### Task
In the following material, identify every line holding the string "oznaczonym" and return it.

### Working data
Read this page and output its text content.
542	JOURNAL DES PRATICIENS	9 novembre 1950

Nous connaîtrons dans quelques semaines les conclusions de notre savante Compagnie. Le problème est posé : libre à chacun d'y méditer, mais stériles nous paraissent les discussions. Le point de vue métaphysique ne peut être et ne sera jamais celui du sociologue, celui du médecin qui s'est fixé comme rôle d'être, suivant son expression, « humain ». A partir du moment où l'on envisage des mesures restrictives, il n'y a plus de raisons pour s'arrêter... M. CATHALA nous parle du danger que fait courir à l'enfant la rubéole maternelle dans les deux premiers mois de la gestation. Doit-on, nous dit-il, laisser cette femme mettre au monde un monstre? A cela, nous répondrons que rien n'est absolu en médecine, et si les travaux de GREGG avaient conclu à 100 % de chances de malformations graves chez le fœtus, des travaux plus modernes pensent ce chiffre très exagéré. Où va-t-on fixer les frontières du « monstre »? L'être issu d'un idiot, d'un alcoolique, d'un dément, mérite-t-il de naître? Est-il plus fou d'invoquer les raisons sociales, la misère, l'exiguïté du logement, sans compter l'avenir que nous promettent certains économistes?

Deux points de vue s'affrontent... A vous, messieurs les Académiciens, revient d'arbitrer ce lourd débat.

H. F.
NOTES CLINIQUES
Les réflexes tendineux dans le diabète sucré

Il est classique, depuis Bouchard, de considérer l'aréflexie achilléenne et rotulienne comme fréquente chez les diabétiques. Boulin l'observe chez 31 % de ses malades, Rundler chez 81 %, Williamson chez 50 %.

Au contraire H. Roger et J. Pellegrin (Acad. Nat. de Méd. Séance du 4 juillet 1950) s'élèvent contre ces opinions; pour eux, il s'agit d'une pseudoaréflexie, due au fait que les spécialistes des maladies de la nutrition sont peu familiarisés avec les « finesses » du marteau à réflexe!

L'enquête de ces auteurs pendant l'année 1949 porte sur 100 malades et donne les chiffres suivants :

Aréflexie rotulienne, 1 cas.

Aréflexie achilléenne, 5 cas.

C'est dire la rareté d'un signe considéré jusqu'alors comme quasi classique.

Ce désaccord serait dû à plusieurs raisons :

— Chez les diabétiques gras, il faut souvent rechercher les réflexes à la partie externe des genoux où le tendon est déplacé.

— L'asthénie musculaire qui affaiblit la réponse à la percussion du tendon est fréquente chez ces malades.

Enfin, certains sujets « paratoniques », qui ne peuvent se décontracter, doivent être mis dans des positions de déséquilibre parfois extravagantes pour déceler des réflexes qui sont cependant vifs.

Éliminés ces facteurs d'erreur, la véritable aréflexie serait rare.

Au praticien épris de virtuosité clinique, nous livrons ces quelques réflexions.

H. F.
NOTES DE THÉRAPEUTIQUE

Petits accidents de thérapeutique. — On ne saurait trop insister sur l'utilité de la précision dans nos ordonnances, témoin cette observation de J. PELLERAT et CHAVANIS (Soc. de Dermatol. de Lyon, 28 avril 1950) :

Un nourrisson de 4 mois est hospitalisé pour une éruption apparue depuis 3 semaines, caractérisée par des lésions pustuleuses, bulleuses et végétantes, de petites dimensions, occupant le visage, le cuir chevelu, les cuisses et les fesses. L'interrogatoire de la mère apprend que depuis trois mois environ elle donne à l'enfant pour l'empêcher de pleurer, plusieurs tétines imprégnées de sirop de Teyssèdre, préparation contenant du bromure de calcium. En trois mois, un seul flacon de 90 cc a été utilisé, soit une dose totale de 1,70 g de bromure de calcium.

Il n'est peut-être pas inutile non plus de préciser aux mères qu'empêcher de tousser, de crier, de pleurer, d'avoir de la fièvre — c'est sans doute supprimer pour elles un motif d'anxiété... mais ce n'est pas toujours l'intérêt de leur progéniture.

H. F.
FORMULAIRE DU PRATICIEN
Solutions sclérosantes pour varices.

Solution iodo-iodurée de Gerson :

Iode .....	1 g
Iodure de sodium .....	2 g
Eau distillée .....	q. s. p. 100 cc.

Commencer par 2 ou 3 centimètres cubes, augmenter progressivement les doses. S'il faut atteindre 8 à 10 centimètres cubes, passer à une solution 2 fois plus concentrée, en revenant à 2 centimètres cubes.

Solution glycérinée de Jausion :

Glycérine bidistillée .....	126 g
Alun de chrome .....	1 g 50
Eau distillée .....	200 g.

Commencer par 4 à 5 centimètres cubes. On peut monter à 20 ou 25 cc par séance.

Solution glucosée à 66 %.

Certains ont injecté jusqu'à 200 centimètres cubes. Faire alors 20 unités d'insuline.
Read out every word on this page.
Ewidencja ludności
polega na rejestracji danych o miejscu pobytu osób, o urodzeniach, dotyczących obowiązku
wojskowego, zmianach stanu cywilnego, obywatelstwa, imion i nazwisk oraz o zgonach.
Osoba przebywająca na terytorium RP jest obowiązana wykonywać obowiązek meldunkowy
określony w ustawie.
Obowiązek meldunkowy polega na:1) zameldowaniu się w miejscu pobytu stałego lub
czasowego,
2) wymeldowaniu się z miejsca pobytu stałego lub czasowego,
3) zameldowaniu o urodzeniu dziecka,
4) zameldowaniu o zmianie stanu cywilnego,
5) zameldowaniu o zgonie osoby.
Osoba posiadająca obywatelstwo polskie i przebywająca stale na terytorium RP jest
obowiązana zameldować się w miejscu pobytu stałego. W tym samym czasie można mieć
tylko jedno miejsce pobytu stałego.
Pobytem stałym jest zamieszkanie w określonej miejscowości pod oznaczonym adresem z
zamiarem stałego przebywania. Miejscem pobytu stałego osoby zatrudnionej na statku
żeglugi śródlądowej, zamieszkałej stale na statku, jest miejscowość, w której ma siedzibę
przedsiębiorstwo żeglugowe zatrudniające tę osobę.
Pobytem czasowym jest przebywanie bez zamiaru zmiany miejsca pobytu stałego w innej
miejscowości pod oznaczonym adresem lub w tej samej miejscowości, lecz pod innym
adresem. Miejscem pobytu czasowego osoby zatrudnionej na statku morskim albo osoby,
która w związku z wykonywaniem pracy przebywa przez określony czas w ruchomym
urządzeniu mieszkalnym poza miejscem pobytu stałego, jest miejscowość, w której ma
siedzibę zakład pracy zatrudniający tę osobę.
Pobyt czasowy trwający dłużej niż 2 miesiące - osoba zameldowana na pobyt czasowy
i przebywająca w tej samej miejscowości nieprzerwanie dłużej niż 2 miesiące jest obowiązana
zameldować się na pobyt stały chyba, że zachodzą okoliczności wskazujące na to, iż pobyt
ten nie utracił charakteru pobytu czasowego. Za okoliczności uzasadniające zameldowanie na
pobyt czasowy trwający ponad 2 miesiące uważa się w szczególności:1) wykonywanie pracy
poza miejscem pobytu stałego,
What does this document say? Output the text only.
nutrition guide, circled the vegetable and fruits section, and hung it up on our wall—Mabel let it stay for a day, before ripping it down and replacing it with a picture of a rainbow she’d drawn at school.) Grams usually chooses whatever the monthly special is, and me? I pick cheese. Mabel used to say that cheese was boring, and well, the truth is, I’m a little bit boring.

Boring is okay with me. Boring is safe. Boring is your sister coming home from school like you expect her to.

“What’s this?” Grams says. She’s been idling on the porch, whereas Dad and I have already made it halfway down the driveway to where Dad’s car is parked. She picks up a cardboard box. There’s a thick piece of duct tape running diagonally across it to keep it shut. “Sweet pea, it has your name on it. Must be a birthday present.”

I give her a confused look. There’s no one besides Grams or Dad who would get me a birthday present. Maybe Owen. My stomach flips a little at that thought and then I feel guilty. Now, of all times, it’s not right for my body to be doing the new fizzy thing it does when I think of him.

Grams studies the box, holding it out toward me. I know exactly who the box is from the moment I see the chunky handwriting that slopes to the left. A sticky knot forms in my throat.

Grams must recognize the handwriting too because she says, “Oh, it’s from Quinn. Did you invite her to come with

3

### Task response
Pobytem stałym jest zamieszkanie w określonej miejscowości pod oznaczonym adresem z
miejscowości pod oznaczonym adresem lub w tej samej miejscowości, lecz pod innym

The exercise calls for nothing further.